ENTRIES SHOWN |

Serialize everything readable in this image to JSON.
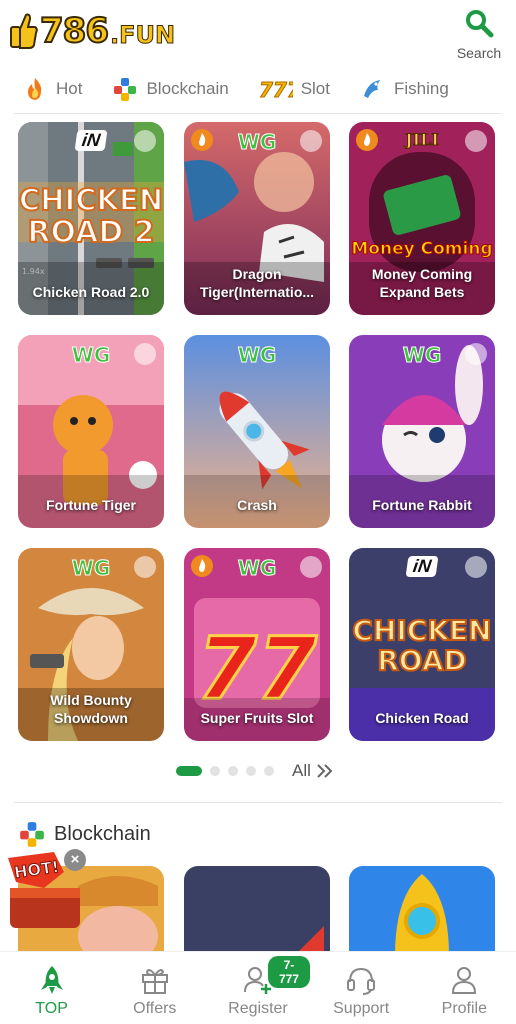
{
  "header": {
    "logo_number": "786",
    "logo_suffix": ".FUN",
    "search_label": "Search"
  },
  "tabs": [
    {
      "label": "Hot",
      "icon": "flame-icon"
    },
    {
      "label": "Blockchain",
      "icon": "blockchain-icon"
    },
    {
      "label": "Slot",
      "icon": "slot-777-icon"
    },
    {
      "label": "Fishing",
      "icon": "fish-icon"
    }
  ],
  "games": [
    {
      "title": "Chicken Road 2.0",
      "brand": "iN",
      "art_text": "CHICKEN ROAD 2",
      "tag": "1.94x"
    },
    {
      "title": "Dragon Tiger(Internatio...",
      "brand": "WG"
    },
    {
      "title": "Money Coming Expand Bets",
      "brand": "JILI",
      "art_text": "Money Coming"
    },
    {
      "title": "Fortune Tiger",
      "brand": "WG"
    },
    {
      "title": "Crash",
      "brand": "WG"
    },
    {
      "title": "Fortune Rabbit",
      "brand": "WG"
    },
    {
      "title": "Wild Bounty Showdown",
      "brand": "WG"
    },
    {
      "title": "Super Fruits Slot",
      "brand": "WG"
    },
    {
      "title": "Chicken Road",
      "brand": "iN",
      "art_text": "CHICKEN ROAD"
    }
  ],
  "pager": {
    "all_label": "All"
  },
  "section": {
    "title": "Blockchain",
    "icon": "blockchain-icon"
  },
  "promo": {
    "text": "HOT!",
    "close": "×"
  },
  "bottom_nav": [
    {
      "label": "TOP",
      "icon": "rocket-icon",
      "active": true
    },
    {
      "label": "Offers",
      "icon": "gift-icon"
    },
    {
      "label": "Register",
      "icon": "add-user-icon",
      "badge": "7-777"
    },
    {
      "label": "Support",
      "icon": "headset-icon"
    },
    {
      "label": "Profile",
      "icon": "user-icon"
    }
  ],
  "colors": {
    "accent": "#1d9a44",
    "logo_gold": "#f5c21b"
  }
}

==

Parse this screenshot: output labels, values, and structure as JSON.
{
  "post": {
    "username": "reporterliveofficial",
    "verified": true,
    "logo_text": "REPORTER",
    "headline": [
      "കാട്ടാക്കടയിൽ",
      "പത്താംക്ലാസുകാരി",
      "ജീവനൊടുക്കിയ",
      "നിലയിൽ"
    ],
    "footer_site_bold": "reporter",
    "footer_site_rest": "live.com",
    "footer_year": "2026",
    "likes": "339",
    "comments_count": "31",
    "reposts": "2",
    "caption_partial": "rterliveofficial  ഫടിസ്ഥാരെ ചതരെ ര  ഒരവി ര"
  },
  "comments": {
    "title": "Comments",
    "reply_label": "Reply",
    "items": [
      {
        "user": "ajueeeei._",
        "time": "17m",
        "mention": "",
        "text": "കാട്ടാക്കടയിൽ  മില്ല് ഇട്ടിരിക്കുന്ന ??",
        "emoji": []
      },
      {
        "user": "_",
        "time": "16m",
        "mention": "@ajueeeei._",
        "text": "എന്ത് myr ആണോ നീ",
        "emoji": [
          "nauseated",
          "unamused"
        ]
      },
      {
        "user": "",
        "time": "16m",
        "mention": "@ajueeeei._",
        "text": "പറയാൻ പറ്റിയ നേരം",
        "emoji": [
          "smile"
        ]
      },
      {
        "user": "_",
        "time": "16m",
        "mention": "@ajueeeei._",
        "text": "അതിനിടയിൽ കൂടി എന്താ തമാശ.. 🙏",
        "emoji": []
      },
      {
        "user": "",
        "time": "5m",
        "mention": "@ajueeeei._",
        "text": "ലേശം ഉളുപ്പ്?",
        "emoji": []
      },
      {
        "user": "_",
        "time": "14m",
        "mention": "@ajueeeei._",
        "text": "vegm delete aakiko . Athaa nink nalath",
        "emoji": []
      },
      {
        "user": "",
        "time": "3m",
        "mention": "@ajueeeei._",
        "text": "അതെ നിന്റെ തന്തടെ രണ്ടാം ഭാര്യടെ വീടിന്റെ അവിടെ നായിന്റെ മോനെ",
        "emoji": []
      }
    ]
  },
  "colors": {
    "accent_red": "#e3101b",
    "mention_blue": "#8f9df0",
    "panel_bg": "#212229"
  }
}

TO DO | Go through the material above and count the lines that include "Tiger". Give the number alone.

TASK OUTPUT | 2